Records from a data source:
====================

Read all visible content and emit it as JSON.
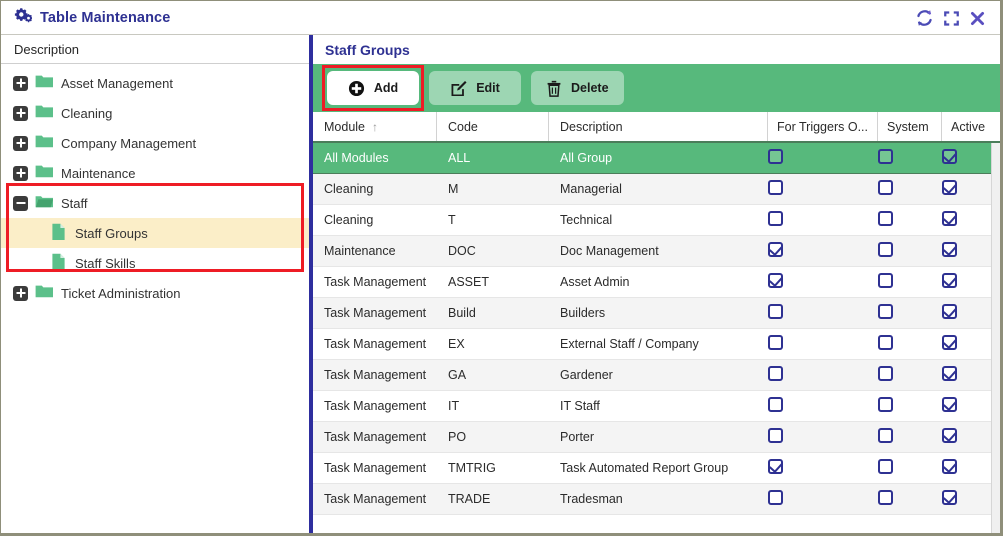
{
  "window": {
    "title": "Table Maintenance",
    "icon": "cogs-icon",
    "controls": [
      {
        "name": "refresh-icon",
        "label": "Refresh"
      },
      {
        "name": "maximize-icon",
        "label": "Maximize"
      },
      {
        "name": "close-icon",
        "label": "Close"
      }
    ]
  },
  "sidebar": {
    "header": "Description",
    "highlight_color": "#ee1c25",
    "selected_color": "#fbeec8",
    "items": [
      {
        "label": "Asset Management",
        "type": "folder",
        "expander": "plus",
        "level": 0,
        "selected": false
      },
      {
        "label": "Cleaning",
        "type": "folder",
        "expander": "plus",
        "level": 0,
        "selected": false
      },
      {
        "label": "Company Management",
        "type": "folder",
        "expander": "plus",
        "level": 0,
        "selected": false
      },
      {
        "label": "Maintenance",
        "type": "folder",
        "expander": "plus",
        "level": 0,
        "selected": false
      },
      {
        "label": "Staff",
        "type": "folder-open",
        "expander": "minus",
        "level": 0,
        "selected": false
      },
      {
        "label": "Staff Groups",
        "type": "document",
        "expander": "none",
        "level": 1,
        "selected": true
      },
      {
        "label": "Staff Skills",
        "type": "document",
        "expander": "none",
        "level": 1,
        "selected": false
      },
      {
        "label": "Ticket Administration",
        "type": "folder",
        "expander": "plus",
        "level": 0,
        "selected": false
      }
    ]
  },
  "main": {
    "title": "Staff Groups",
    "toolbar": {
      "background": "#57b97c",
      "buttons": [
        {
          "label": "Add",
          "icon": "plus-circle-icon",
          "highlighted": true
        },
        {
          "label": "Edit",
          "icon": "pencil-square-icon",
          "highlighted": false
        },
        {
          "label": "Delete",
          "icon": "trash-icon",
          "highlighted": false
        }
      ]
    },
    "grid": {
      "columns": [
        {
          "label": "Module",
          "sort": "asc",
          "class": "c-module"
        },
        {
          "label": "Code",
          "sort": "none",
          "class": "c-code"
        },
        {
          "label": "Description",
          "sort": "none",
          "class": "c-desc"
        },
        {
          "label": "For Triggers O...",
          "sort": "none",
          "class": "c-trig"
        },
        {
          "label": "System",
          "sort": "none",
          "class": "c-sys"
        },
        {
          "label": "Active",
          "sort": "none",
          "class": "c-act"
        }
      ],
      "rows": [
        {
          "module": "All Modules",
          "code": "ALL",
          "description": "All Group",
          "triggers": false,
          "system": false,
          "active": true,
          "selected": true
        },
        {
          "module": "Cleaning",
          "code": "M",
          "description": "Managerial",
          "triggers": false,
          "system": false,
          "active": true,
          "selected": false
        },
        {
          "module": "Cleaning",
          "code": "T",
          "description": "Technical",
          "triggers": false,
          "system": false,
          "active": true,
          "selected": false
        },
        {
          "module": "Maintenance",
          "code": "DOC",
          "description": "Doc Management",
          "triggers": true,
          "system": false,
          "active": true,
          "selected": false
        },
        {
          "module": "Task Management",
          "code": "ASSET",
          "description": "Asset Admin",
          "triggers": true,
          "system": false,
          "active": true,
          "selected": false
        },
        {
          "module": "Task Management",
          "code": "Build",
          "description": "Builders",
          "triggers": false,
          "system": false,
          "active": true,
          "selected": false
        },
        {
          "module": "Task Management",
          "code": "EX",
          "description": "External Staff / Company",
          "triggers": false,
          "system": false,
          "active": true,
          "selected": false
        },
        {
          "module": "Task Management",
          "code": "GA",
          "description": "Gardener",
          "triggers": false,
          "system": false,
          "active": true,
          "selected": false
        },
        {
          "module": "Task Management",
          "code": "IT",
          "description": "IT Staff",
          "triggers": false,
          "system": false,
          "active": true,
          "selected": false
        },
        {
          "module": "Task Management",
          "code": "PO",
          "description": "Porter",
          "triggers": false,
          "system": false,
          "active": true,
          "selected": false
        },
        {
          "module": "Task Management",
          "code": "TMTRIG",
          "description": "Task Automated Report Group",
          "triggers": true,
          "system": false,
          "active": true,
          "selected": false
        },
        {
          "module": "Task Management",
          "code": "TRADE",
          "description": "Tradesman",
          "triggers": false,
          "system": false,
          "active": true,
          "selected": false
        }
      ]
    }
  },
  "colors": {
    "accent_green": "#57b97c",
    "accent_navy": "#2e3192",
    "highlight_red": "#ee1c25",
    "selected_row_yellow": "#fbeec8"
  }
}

====================

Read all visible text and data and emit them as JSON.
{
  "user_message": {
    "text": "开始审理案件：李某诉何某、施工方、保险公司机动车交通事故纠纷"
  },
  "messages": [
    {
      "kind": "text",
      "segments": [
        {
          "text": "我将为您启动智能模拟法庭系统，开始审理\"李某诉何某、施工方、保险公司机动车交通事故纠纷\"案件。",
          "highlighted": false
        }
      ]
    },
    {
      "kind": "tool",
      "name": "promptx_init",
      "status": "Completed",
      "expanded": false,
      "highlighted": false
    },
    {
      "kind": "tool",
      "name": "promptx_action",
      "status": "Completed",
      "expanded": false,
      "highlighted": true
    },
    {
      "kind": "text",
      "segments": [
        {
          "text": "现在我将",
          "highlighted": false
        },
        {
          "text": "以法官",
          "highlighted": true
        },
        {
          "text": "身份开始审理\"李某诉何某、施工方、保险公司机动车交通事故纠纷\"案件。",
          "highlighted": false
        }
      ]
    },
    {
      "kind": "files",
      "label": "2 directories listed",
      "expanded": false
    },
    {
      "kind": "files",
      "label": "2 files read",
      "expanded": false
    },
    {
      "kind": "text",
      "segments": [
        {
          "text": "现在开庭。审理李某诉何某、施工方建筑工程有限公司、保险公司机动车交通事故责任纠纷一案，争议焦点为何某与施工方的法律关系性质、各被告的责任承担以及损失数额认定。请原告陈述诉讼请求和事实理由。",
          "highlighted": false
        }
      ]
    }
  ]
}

====================

- **What is required**: Work out the number of lines above that include the string "title" and write only that number.

- **Written solution**: 2